> Exercise prompt
Gather all lines in the entries that include the word "цифровое".

> Records shown

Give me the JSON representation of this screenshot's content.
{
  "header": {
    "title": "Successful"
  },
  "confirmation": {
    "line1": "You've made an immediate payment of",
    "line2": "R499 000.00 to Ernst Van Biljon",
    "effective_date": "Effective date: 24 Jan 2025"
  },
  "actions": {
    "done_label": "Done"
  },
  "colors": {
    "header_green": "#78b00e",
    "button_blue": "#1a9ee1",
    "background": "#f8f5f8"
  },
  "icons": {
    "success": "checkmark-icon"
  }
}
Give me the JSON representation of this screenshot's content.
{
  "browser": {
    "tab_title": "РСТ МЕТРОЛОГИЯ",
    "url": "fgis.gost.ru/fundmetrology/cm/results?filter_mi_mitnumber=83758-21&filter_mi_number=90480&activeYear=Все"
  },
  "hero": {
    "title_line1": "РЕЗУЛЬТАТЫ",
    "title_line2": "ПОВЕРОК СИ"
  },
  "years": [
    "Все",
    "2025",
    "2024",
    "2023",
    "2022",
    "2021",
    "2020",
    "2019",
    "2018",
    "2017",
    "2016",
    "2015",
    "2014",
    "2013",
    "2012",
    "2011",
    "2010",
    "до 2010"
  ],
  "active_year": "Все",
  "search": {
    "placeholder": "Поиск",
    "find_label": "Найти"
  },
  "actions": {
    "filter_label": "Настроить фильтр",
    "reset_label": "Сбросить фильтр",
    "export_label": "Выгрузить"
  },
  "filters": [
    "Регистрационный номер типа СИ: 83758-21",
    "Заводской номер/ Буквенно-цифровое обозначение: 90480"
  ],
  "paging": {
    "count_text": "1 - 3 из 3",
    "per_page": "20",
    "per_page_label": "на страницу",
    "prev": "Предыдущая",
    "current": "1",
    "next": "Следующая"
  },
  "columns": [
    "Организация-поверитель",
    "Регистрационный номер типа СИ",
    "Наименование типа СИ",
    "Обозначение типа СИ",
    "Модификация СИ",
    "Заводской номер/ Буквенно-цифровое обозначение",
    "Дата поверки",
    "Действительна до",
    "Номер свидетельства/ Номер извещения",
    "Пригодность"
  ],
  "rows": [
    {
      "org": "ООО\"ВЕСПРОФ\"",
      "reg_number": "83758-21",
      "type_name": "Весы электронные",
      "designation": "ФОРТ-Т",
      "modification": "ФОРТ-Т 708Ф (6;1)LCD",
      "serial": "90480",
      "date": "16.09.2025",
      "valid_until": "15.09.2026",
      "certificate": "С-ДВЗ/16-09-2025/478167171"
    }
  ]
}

> The solution
    "Заводской номер/ Буквенно-цифровое обозначение: 90480"
    "Заводской номер/ Буквенно-цифровое обозначение",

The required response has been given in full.